**LISTING**
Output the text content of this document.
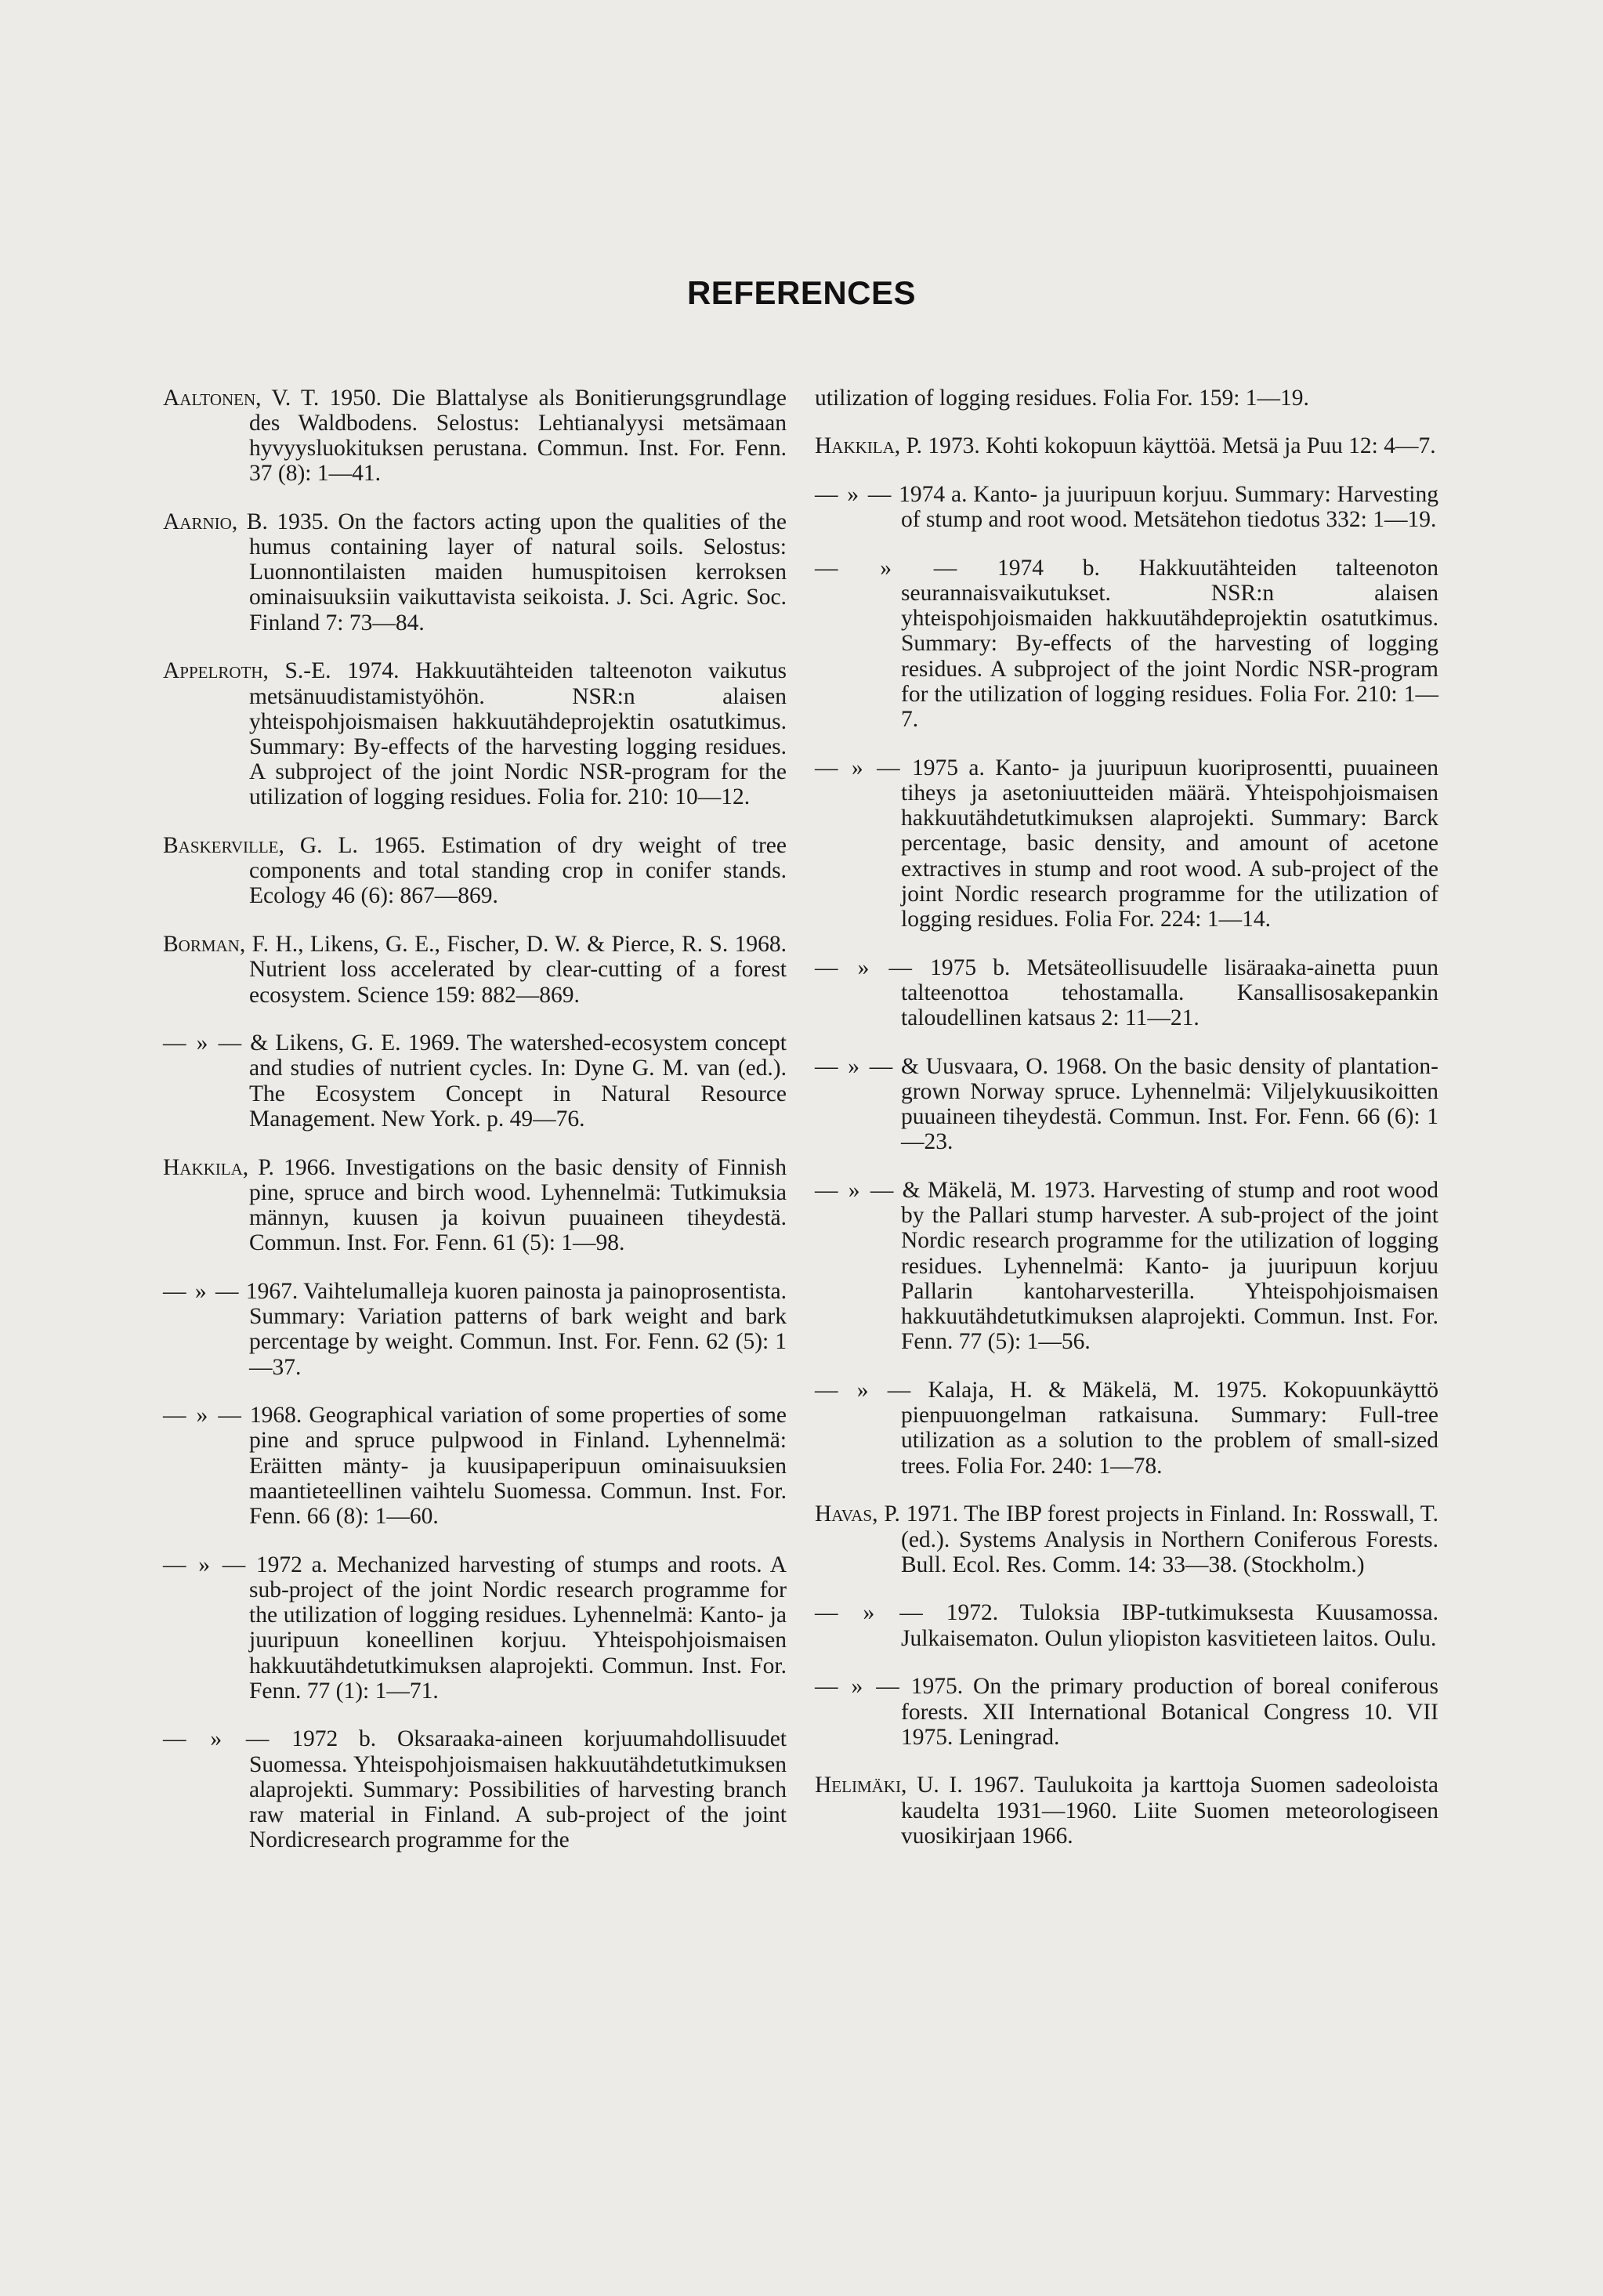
REFERENCES

Aaltonen, V. T. 1950. Die Blattalyse als Bonitierungsgrundlage des Waldbodens. Selostus: Lehtianalyysi metsämaan hyvyysluokituksen perustana. Commun. Inst. For. Fenn. 37 (8): 1—41.

Aarnio, B. 1935. On the factors acting upon the qualities of the humus containing layer of natural soils. Selostus: Luonnontilaisten maiden humuspitoisen kerroksen ominaisuuksiin vaikuttavista seikoista. J. Sci. Agric. Soc. Finland 7: 73—84.

Appelroth, S.-E. 1974. Hakkuutähteiden talteenoton vaikutus metsänuudistamistyöhön. NSR:n alaisen yhteispohjoismaisen hakkuutähdeprojektin osatutkimus. Summary: By-effects of the harvesting logging residues. A subproject of the joint Nordic NSR-program for the utilization of logging residues. Folia for. 210: 10—12.

Baskerville, G. L. 1965. Estimation of dry weight of tree components and total standing crop in conifer stands. Ecology 46 (6): 867—869.

Borman, F. H., Likens, G. E., Fischer, D. W. & Pierce, R. S. 1968. Nutrient loss accelerated by clear-cutting of a forest ecosystem. Science 159: 882—869.

— » — & Likens, G. E. 1969. The watershed-ecosystem concept and studies of nutrient cycles. In: Dyne G. M. van (ed.). The Ecosystem Concept in Natural Resource Management. New York. p. 49—76.

Hakkila, P. 1966. Investigations on the basic density of Finnish pine, spruce and birch wood. Lyhennelmä: Tutkimuksia männyn, kuusen ja koivun puuaineen tiheydestä. Commun. Inst. For. Fenn. 61 (5): 1—98.

— » — 1967. Vaihtelumalleja kuoren painosta ja painoprosentista. Summary: Variation patterns of bark weight and bark percentage by weight. Commun. Inst. For. Fenn. 62 (5): 1—37.

— » — 1968. Geographical variation of some properties of some pine and spruce pulpwood in Finland. Lyhennelmä: Eräitten mänty- ja kuusipaperipuun ominaisuuksien maantieteellinen vaihtelu Suomessa. Commun. Inst. For. Fenn. 66 (8): 1—60.

— » — 1972 a. Mechanized harvesting of stumps and roots. A sub-project of the joint Nordic research programme for the utilization of logging residues. Lyhennelmä: Kanto- ja juuripuun koneellinen korjuu. Yhteispohjoismaisen hakkuutähdetutkimuksen alaprojekti. Commun. Inst. For. Fenn. 77 (1): 1—71.

— » — 1972 b. Oksaraaka-aineen korjuumahdollisuudet Suomessa. Yhteispohjoismaisen hakkuutähdetutkimuksen alaprojekti. Summary: Possibilities of harvesting branch raw material in Finland. A sub-project of the joint Nordicresearch programme for the

utilization of logging residues. Folia For. 159: 1—19.

Hakkila, P. 1973. Kohti kokopuun käyttöä. Metsä ja Puu 12: 4—7.

— » — 1974 a. Kanto- ja juuripuun korjuu. Summary: Harvesting of stump and root wood. Metsätehon tiedotus 332: 1—19.

— » — 1974 b. Hakkuutähteiden talteenoton seurannaisvaikutukset. NSR:n alaisen yhteispohjoismaiden hakkuutähdeprojektin osatutkimus. Summary: By-effects of the harvesting of logging residues. A subproject of the joint Nordic NSR-program for the utilization of logging residues. Folia For. 210: 1—7.

— » — 1975 a. Kanto- ja juuripuun kuoriprosentti, puuaineen tiheys ja asetoniuutteiden määrä. Yhteispohjoismaisen hakkuutähdetutkimuksen alaprojekti. Summary: Barck percentage, basic density, and amount of acetone extractives in stump and root wood. A sub-project of the joint Nordic research programme for the utilization of logging residues. Folia For. 224: 1—14.

— » — 1975 b. Metsäteollisuudelle lisäraaka-ainetta puun talteenottoa tehostamalla. Kansallisosakepankin taloudellinen katsaus 2: 11—21.

— » — & Uusvaara, O. 1968. On the basic density of plantation-grown Norway spruce. Lyhennelmä: Viljelykuusikoitten puuaineen tiheydestä. Commun. Inst. For. Fenn. 66 (6): 1—23.

— » — & Mäkelä, M. 1973. Harvesting of stump and root wood by the Pallari stump harvester. A sub-project of the joint Nordic research programme for the utilization of logging residues. Lyhennelmä: Kanto- ja juuripuun korjuu Pallarin kantoharvesterilla. Yhteispohjoismaisen hakkuutähdetutkimuksen alaprojekti. Commun. Inst. For. Fenn. 77 (5): 1—56.

— » — Kalaja, H. & Mäkelä, M. 1975. Kokopuunkäyttö pienpuuongelman ratkaisuna. Summary: Full-tree utilization as a solution to the problem of small-sized trees. Folia For. 240: 1—78.

Havas, P. 1971. The IBP forest projects in Finland. In: Rosswall, T. (ed.). Systems Analysis in Northern Coniferous Forests. Bull. Ecol. Res. Comm. 14: 33—38. (Stockholm.)

— » — 1972. Tuloksia IBP-tutkimuksesta Kuusamossa. Julkaisematon. Oulun yliopiston kasvitieteen laitos. Oulu.

— » — 1975. On the primary production of boreal coniferous forests. XII International Botanical Congress 10. VII 1975. Leningrad.

Helimäki, U. I. 1967. Taulukoita ja karttoja Suomen sadeoloista kaudelta 1931—1960. Liite Suomen meteorologiseen vuosikirjaan 1966.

**CHALLENGE**
Your answer should be a single number: the count of lines that contain "joint".

**FINISHED ANSWER**
6